Goal of the exercise:
Find each line with the string "HCOOH" and report it.

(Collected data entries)
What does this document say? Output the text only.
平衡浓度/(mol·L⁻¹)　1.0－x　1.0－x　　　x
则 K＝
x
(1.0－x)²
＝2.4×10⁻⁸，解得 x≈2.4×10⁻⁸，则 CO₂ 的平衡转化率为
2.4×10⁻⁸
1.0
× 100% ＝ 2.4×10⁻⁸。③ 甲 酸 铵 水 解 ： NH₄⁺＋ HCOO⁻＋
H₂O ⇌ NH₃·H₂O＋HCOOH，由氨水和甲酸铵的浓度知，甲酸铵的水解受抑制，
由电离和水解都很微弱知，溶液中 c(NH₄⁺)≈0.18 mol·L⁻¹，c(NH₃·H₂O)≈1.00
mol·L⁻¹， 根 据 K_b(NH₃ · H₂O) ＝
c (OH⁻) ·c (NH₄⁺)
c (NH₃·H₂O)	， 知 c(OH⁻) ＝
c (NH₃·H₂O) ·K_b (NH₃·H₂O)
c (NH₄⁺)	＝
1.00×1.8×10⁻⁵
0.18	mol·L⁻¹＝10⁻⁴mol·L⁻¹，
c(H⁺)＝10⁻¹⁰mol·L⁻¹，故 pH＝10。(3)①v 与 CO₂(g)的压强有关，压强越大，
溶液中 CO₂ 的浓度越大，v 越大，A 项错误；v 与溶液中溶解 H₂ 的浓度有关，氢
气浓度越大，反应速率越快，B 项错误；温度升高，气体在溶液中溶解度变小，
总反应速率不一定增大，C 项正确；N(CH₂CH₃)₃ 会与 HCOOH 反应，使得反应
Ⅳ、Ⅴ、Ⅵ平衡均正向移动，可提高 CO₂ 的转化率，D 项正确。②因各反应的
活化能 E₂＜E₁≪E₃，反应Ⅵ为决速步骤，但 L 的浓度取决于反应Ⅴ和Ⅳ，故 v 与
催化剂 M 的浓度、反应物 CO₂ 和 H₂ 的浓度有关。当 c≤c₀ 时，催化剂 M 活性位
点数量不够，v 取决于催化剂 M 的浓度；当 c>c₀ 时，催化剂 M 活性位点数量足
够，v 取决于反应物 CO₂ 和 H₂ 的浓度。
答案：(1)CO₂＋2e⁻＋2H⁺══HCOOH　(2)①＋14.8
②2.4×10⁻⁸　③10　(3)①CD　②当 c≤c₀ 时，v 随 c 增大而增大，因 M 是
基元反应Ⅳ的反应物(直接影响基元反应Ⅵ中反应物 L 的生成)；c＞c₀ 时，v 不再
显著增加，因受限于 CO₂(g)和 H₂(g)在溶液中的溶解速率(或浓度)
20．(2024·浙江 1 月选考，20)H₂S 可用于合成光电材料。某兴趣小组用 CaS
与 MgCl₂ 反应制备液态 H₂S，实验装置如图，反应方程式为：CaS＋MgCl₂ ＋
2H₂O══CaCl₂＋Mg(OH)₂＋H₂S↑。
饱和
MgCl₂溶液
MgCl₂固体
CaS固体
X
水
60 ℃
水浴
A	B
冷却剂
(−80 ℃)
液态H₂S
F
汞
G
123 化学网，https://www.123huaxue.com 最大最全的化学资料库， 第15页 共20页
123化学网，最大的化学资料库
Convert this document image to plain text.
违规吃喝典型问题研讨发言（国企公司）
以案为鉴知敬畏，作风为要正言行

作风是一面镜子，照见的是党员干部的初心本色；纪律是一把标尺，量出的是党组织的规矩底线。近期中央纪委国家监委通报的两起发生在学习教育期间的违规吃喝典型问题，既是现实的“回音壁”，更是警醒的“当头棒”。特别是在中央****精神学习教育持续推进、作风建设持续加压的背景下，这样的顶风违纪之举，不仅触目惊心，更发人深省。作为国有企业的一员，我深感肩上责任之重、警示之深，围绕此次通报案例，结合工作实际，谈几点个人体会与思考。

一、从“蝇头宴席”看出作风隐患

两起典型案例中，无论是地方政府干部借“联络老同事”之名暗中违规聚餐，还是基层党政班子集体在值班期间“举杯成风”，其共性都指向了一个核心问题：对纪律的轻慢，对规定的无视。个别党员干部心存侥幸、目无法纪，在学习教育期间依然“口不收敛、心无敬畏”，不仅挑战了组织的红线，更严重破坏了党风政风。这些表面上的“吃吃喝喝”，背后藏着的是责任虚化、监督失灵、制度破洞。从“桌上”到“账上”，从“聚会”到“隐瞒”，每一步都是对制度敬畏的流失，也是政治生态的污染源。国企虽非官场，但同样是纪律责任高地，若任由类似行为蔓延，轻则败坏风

Written reply:
H₂O ⇌ NH₃·H₂O＋HCOOH，由氨水和甲酸铵的浓度知，甲酸铵的水解受抑制，
总反应速率不一定增大，C 项正确；N(CH₂CH₃)₃ 会与 HCOOH 反应，使得反应
答案：(1)CO₂＋2e⁻＋2H⁺══HCOOH　(2)①＋14.8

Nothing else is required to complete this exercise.